--- START OF DATA PROVIDED ---
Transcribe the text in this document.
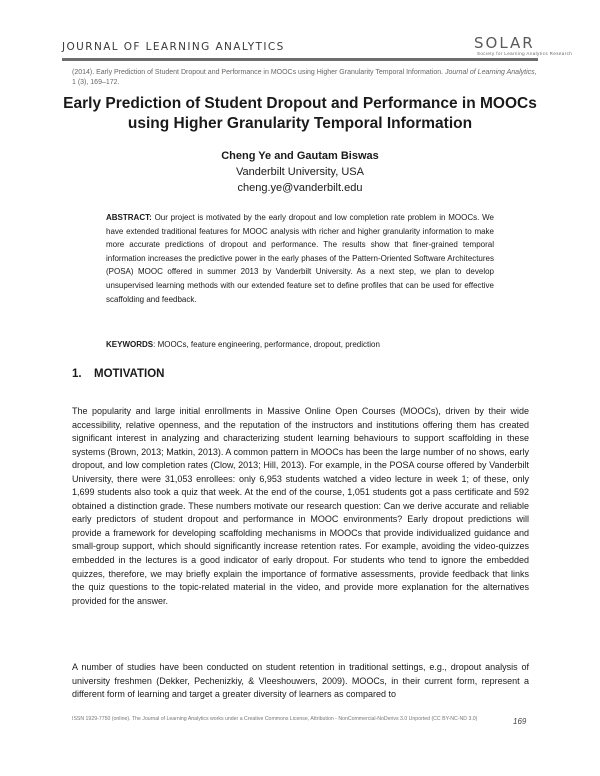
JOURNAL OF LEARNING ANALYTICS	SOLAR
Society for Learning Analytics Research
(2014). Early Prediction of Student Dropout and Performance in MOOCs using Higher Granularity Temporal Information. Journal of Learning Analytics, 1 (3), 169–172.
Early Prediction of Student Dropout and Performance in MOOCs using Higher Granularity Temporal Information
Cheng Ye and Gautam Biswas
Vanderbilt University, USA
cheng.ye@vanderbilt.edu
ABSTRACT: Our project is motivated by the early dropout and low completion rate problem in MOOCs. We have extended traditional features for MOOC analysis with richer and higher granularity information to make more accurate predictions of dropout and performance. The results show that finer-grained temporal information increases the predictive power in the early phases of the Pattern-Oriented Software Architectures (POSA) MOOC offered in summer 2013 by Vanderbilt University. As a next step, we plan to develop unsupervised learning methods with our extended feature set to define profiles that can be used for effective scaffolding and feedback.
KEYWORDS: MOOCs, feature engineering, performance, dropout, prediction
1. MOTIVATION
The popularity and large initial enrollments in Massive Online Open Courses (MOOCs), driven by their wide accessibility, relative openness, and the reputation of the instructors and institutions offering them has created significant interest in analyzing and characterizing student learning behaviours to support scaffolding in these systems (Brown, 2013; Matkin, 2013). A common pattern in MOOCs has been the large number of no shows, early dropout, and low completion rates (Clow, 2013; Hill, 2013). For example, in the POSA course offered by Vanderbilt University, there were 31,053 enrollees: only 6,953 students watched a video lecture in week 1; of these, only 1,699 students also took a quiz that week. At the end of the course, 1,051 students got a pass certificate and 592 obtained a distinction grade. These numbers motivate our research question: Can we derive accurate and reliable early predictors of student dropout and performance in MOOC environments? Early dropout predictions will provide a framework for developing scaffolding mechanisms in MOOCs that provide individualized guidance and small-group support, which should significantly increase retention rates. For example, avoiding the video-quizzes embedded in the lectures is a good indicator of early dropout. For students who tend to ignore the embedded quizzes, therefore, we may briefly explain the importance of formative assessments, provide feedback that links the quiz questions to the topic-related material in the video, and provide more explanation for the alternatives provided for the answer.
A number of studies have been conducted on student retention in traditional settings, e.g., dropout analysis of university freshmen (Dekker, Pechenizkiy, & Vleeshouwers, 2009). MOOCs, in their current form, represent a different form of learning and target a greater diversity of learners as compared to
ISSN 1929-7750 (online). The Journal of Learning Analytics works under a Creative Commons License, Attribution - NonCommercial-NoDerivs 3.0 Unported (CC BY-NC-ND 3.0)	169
--- END OF DATA PROVIDED ---
BRIEF:
Each line in the data that holds the string "using" should be found and copied.

TASK RESPONSE:
(2014). Early Prediction of Student Dropout and Performance in MOOCs using Higher Granularity Temporal Information. Journal of Learning Analytics, 1 (3), 169–172.
Early Prediction of Student Dropout and Performance in MOOCs using Higher Granularity Temporal Information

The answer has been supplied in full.